The exercise: Pictures in the data below are not part of the copy; transcribe everything else exactly.

Records shown:
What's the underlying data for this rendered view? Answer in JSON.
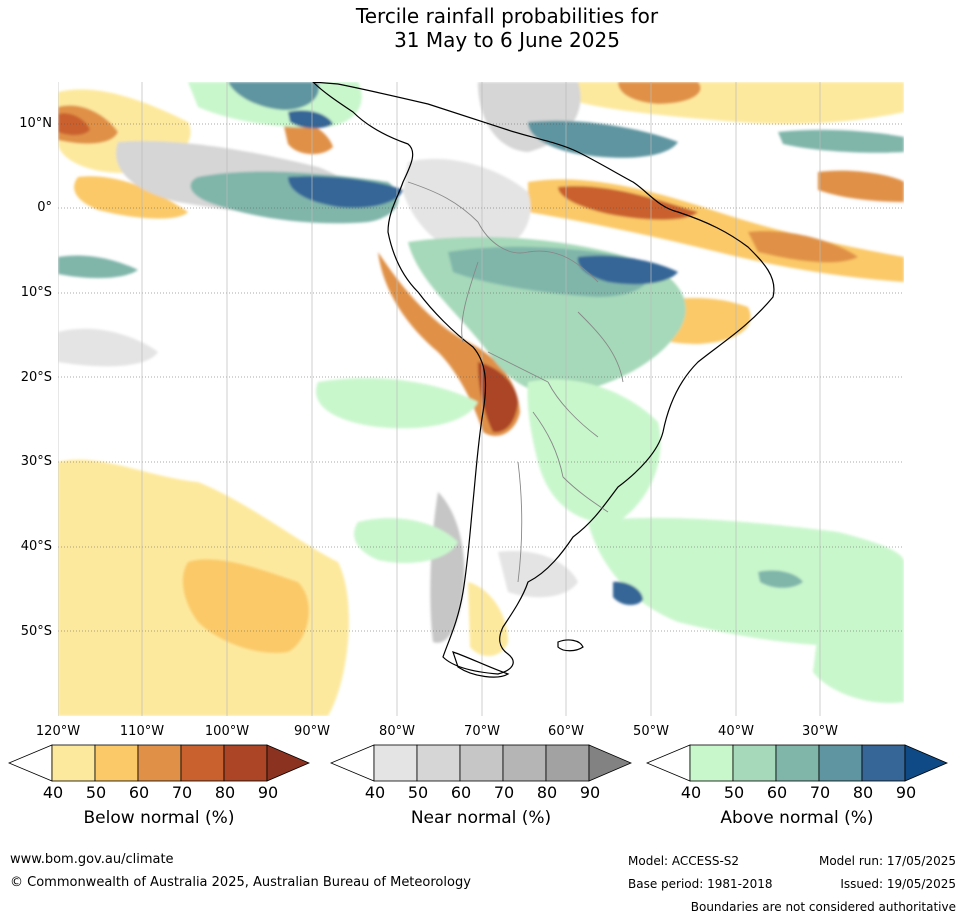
{
  "title": {
    "line1": "Tercile rainfall probabilities for",
    "line2": "31 May to 6 June 2025"
  },
  "latitude_labels": [
    "10°N",
    "0°",
    "10°S",
    "20°S",
    "30°S",
    "40°S",
    "50°S"
  ],
  "longitude_labels": [
    "120°W",
    "110°W",
    "100°W",
    "90°W",
    "80°W",
    "70°W",
    "60°W",
    "50°W",
    "40°W",
    "30°W"
  ],
  "colorbars": [
    {
      "title": "Below normal (%)",
      "ticks": [
        "40",
        "50",
        "60",
        "70",
        "80",
        "90"
      ],
      "colors": [
        "#ffffff",
        "#fde99d",
        "#fbc967",
        "#e09147",
        "#c9612f",
        "#ab4526",
        "#8c3220"
      ]
    },
    {
      "title": "Near normal (%)",
      "ticks": [
        "40",
        "50",
        "60",
        "70",
        "80",
        "90"
      ],
      "colors": [
        "#ffffff",
        "#e4e4e4",
        "#d6d6d6",
        "#c6c6c6",
        "#b5b5b5",
        "#a2a2a2",
        "#828282"
      ]
    },
    {
      "title": "Above normal (%)",
      "ticks": [
        "40",
        "50",
        "60",
        "70",
        "80",
        "90"
      ],
      "colors": [
        "#ffffff",
        "#c9f7cc",
        "#a6d9b9",
        "#80b6aa",
        "#5e95a0",
        "#356697",
        "#0f4a86"
      ]
    }
  ],
  "footer": {
    "website": "www.bom.gov.au/climate",
    "copyright": "© Commonwealth of Australia 2025, Australian Bureau of Meteorology",
    "model": "Model: ACCESS-S2",
    "base_period": "Base period: 1981-2018",
    "model_run": "Model run: 17/05/2025",
    "issued": "Issued: 19/05/2025",
    "disclaimer": "Boundaries are not considered authoritative"
  }
}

Written response:
What's the underlying data for this rendered view? Answer in JSON.
{
  "title": {
    "line1": "Tercile rainfall probabilities for",
    "line2": "31 May to 6 June 2025"
  },
  "latitude_labels": [
    "10°N",
    "0°",
    "10°S",
    "20°S",
    "30°S",
    "40°S",
    "50°S"
  ],
  "longitude_labels": [
    "120°W",
    "110°W",
    "100°W",
    "90°W",
    "80°W",
    "70°W",
    "60°W",
    "50°W",
    "40°W",
    "30°W"
  ],
  "colorbars": [
    {
      "title": "Below normal (%)",
      "ticks": [
        "40",
        "50",
        "60",
        "70",
        "80",
        "90"
      ],
      "colors": [
        "#ffffff",
        "#fde99d",
        "#fbc967",
        "#e09147",
        "#c9612f",
        "#ab4526",
        "#8c3220"
      ]
    },
    {
      "title": "Near normal (%)",
      "ticks": [
        "40",
        "50",
        "60",
        "70",
        "80",
        "90"
      ],
      "colors": [
        "#ffffff",
        "#e4e4e4",
        "#d6d6d6",
        "#c6c6c6",
        "#b5b5b5",
        "#a2a2a2",
        "#828282"
      ]
    },
    {
      "title": "Above normal (%)",
      "ticks": [
        "40",
        "50",
        "60",
        "70",
        "80",
        "90"
      ],
      "colors": [
        "#ffffff",
        "#c9f7cc",
        "#a6d9b9",
        "#80b6aa",
        "#5e95a0",
        "#356697",
        "#0f4a86"
      ]
    }
  ],
  "footer": {
    "website": "www.bom.gov.au/climate",
    "copyright": "© Commonwealth of Australia 2025, Australian Bureau of Meteorology",
    "model": "Model: ACCESS-S2",
    "base_period": "Base period: 1981-2018",
    "model_run": "Model run: 17/05/2025",
    "issued": "Issued: 19/05/2025",
    "disclaimer": "Boundaries are not considered authoritative"
  }
}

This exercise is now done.